> [Given instruction]:
Look below and pull out each line with the word "Optional".

> [Extracted entries]:
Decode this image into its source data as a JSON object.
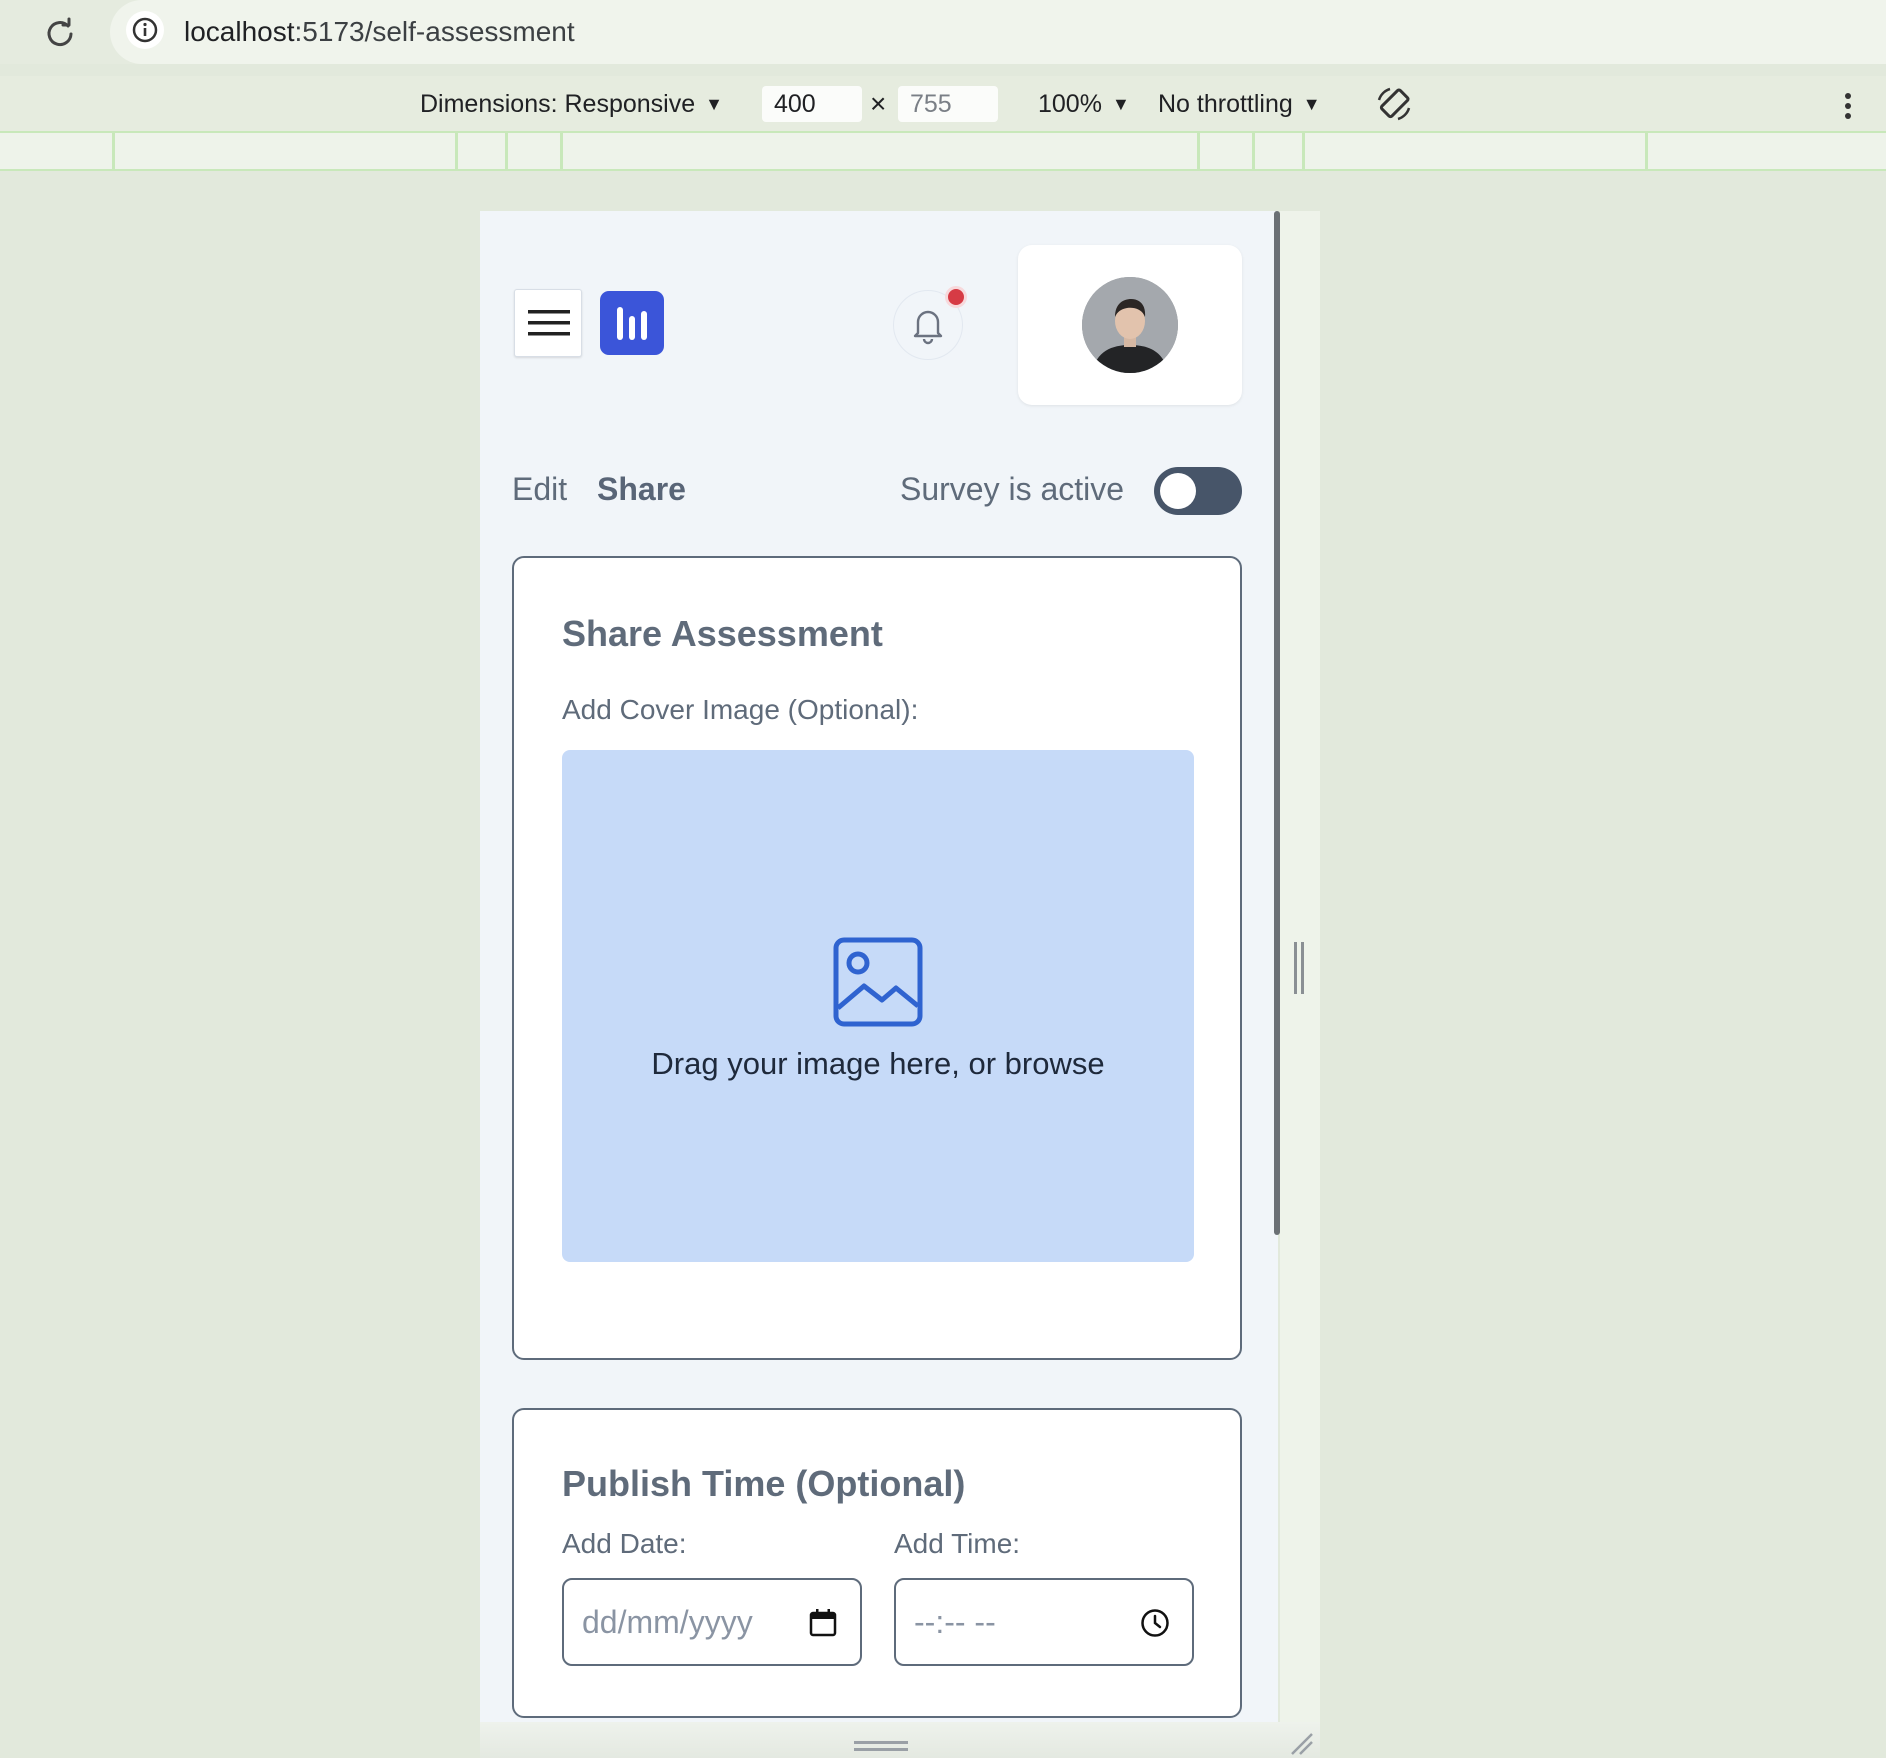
{
  "browser": {
    "url_host": "localhost",
    "url_path": ":5173/self-assessment"
  },
  "devtools": {
    "dimensions_label": "Dimensions: Responsive",
    "width_value": "400",
    "times_symbol": "×",
    "height_value": "755",
    "zoom": "100%",
    "throttling": "No throttling"
  },
  "header": {
    "notification_dot_color": "#d63b45",
    "logo_color": "#3b55d9"
  },
  "tabs": {
    "edit": "Edit",
    "share": "Share"
  },
  "survey_toggle": {
    "label": "Survey is active",
    "on": false
  },
  "share_card": {
    "title": "Share Assessment",
    "cover_label": "Add Cover Image (Optional):",
    "drop_text": "Drag your image here, or browse",
    "icon": "image-icon"
  },
  "publish_card": {
    "title": "Publish Time (Optional)",
    "date_label": "Add Date:",
    "date_placeholder": "dd/mm/yyyy",
    "time_label": "Add Time:",
    "time_placeholder": "--:-- --"
  }
}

> [Response to the task]:
    "cover_label": "Add Cover Image (Optional):",
    "title": "Publish Time (Optional)",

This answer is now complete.